**BRIEF:** Change every "vehicle" in the records below to "control" and write out all the lines again, leaving everything else the same.

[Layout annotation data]
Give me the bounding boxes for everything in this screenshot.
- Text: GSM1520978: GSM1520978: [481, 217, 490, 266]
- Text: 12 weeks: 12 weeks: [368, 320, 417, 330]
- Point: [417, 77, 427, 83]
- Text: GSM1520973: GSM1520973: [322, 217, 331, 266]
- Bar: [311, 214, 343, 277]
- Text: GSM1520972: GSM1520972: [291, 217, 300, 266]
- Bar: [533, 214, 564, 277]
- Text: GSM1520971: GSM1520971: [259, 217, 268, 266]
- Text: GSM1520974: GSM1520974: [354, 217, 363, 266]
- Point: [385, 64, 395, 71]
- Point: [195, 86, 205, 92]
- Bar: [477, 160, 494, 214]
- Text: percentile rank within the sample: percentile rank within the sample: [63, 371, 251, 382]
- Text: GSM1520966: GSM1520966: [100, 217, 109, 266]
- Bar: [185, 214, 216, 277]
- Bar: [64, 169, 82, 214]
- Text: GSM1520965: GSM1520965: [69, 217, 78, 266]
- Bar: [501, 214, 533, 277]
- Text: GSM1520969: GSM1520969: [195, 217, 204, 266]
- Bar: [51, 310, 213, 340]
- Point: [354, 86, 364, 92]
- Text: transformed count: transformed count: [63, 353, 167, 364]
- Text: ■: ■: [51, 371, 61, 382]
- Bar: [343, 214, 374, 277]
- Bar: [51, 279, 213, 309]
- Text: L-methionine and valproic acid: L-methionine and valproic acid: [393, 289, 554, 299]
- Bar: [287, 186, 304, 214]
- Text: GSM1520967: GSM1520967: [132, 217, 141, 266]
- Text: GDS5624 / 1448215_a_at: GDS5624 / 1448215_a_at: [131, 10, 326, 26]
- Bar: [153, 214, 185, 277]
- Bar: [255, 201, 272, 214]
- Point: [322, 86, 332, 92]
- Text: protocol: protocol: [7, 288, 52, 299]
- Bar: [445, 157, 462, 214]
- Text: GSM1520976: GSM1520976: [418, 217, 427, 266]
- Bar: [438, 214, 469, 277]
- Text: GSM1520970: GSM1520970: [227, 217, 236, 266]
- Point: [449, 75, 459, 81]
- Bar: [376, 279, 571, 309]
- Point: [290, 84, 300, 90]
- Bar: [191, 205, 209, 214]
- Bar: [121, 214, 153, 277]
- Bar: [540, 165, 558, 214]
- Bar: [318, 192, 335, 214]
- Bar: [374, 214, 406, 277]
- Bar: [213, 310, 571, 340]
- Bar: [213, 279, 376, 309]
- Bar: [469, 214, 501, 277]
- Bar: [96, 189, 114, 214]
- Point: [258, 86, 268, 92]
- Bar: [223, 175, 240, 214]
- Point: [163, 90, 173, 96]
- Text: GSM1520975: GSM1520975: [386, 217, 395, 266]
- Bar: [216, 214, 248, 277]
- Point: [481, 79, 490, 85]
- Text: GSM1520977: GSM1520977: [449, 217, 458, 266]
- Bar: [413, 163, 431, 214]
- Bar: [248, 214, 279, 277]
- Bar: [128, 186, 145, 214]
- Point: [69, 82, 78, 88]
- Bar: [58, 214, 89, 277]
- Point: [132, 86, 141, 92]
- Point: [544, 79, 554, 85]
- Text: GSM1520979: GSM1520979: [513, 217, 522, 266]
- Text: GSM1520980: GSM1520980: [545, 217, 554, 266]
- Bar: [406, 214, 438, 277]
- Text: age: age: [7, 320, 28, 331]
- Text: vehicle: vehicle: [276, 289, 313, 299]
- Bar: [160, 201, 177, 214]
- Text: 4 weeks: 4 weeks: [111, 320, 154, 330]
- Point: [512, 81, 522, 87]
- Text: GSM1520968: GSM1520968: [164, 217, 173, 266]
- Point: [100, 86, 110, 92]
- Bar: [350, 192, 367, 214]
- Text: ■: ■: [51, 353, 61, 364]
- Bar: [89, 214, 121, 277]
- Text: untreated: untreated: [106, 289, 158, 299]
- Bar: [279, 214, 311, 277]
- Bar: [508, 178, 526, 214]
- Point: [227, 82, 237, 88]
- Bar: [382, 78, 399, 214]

**THE RESPONSE:**
Give me the bounding boxes for everything in this screenshot.
- Text: GSM1520978: GSM1520978: [481, 217, 490, 266]
- Text: 12 weeks: 12 weeks: [368, 320, 417, 330]
- Point: [417, 77, 427, 83]
- Text: GSM1520973: GSM1520973: [322, 217, 331, 266]
- Bar: [311, 214, 343, 277]
- Text: GSM1520972: GSM1520972: [291, 217, 300, 266]
- Bar: [533, 214, 564, 277]
- Text: GSM1520971: GSM1520971: [259, 217, 268, 266]
- Text: GSM1520974: GSM1520974: [354, 217, 363, 266]
- Point: [385, 64, 395, 71]
- Point: [195, 86, 205, 92]
- Bar: [477, 160, 494, 214]
- Text: percentile rank within the sample: percentile rank within the sample: [63, 371, 251, 382]
- Text: GSM1520966: GSM1520966: [100, 217, 109, 266]
- Bar: [185, 214, 216, 277]
- Bar: [64, 169, 82, 214]
- Text: GSM1520965: GSM1520965: [69, 217, 78, 266]
- Bar: [501, 214, 533, 277]
- Text: GSM1520969: GSM1520969: [195, 217, 204, 266]
- Bar: [51, 310, 213, 340]
- Point: [354, 86, 364, 92]
- Text: transformed count: transformed count: [63, 353, 167, 364]
- Text: ■: ■: [51, 371, 61, 382]
- Bar: [343, 214, 374, 277]
- Bar: [51, 279, 213, 309]
- Text: L-methionine and valproic acid: L-methionine and valproic acid: [393, 289, 554, 299]
- Bar: [287, 186, 304, 214]
- Text: GSM1520967: GSM1520967: [132, 217, 141, 266]
- Text: GDS5624 / 1448215_a_at: GDS5624 / 1448215_a_at: [131, 10, 326, 26]
- Bar: [153, 214, 185, 277]
- Bar: [255, 201, 272, 214]
- Point: [322, 86, 332, 92]
- Text: protocol: protocol: [7, 288, 52, 299]
- Bar: [445, 157, 462, 214]
- Text: GSM1520976: GSM1520976: [418, 217, 427, 266]
- Bar: [438, 214, 469, 277]
- Text: GSM1520970: GSM1520970: [227, 217, 236, 266]
- Point: [449, 75, 459, 81]
- Bar: [376, 279, 571, 309]
- Point: [290, 84, 300, 90]
- Bar: [191, 205, 209, 214]
- Bar: [121, 214, 153, 277]
- Bar: [540, 165, 558, 214]
- Bar: [318, 192, 335, 214]
- Bar: [374, 214, 406, 277]
- Bar: [213, 310, 571, 340]
- Bar: [213, 279, 376, 309]
- Bar: [469, 214, 501, 277]
- Bar: [96, 189, 114, 214]
- Point: [258, 86, 268, 92]
- Bar: [223, 175, 240, 214]
- Point: [163, 90, 173, 96]
- Text: GSM1520975: GSM1520975: [386, 217, 395, 266]
- Bar: [216, 214, 248, 277]
- Point: [481, 79, 490, 85]
- Text: GSM1520977: GSM1520977: [449, 217, 458, 266]
- Bar: [413, 163, 431, 214]
- Bar: [248, 214, 279, 277]
- Bar: [128, 186, 145, 214]
- Point: [69, 82, 78, 88]
- Bar: [58, 214, 89, 277]
- Point: [132, 86, 141, 92]
- Point: [544, 79, 554, 85]
- Text: GSM1520979: GSM1520979: [513, 217, 522, 266]
- Text: GSM1520980: GSM1520980: [545, 217, 554, 266]
- Bar: [406, 214, 438, 277]
- Text: age: age: [7, 320, 28, 331]
- Text: control: control: [276, 289, 313, 299]
- Bar: [160, 201, 177, 214]
- Text: 4 weeks: 4 weeks: [111, 320, 154, 330]
- Point: [512, 81, 522, 87]
- Text: GSM1520968: GSM1520968: [164, 217, 173, 266]
- Point: [100, 86, 110, 92]
- Bar: [350, 192, 367, 214]
- Text: ■: ■: [51, 353, 61, 364]
- Bar: [89, 214, 121, 277]
- Text: untreated: untreated: [106, 289, 158, 299]
- Bar: [279, 214, 311, 277]
- Bar: [508, 178, 526, 214]
- Point: [227, 82, 237, 88]
- Bar: [382, 78, 399, 214]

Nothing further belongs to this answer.